§ **WHAT IS REQUIRED**:
The exercise asks for every line of the data to be reproduced exactly.
□ □ □ □
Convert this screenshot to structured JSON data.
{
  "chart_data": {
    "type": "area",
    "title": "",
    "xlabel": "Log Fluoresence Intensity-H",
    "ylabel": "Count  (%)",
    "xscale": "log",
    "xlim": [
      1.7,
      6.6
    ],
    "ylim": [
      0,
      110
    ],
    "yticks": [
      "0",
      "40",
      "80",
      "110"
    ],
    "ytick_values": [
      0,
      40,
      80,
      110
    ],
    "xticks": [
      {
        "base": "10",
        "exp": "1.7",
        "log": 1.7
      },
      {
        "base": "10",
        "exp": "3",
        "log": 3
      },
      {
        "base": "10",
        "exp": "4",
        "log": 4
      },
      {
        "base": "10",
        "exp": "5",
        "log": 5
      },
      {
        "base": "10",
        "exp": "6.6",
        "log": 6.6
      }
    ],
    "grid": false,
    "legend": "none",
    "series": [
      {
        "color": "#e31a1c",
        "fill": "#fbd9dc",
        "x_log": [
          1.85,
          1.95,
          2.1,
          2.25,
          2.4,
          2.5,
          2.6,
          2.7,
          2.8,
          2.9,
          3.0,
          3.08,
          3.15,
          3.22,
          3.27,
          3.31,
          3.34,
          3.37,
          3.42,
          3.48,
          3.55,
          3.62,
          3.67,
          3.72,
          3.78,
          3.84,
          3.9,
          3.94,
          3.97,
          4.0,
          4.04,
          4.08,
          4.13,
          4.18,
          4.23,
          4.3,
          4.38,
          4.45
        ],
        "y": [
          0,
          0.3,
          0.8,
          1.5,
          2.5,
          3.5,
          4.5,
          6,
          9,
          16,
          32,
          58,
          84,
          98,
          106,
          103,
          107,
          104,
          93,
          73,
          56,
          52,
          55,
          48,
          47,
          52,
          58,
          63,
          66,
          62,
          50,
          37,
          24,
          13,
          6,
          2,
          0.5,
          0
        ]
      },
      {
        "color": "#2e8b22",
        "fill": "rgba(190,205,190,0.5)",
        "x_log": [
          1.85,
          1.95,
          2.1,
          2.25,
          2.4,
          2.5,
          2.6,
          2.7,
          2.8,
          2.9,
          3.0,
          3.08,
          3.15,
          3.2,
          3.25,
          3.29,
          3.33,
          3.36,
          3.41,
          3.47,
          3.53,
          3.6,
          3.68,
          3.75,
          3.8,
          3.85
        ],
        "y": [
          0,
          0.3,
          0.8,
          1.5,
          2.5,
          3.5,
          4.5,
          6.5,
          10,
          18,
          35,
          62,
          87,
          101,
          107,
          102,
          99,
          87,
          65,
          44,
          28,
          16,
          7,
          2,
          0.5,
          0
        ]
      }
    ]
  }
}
□ □ □ □
§ **EXERCISE RESPONSE**:
Convert this screenshot to structured JSON data.
{
  "chart_data": {
    "type": "area",
    "title": "",
    "xlabel": "Log Fluoresence Intensity-H",
    "ylabel": "Count  (%)",
    "xscale": "log",
    "xlim": [
      1.7,
      6.6
    ],
    "ylim": [
      0,
      110
    ],
    "yticks": [
      "0",
      "40",
      "80",
      "110"
    ],
    "ytick_values": [
      0,
      40,
      80,
      110
    ],
    "xticks": [
      {
        "base": "10",
        "exp": "1.7",
        "log": 1.7
      },
      {
        "base": "10",
        "exp": "3",
        "log": 3
      },
      {
        "base": "10",
        "exp": "4",
        "log": 4
      },
      {
        "base": "10",
        "exp": "5",
        "log": 5
      },
      {
        "base": "10",
        "exp": "6.6",
        "log": 6.6
      }
    ],
    "grid": false,
    "legend": "none",
    "series": [
      {
        "color": "#e31a1c",
        "fill": "#fbd9dc",
        "x_log": [
          1.85,
          1.95,
          2.1,
          2.25,
          2.4,
          2.5,
          2.6,
          2.7,
          2.8,
          2.9,
          3.0,
          3.08,
          3.15,
          3.22,
          3.27,
          3.31,
          3.34,
          3.37,
          3.42,
          3.48,
          3.55,
          3.62,
          3.67,
          3.72,
          3.78,
          3.84,
          3.9,
          3.94,
          3.97,
          4.0,
          4.04,
          4.08,
          4.13,
          4.18,
          4.23,
          4.3,
          4.38,
          4.45
        ],
        "y": [
          0,
          0.3,
          0.8,
          1.5,
          2.5,
          3.5,
          4.5,
          6,
          9,
          16,
          32,
          58,
          84,
          98,
          106,
          103,
          107,
          104,
          93,
          73,
          56,
          52,
          55,
          48,
          47,
          52,
          58,
          63,
          66,
          62,
          50,
          37,
          24,
          13,
          6,
          2,
          0.5,
          0
        ]
      },
      {
        "color": "#2e8b22",
        "fill": "rgba(190,205,190,0.5)",
        "x_log": [
          1.85,
          1.95,
          2.1,
          2.25,
          2.4,
          2.5,
          2.6,
          2.7,
          2.8,
          2.9,
          3.0,
          3.08,
          3.15,
          3.2,
          3.25,
          3.29,
          3.33,
          3.36,
          3.41,
          3.47,
          3.53,
          3.6,
          3.68,
          3.75,
          3.8,
          3.85
        ],
        "y": [
          0,
          0.3,
          0.8,
          1.5,
          2.5,
          3.5,
          4.5,
          6.5,
          10,
          18,
          35,
          62,
          87,
          101,
          107,
          102,
          99,
          87,
          65,
          44,
          28,
          16,
          7,
          2,
          0.5,
          0
        ]
      }
    ]
  }
}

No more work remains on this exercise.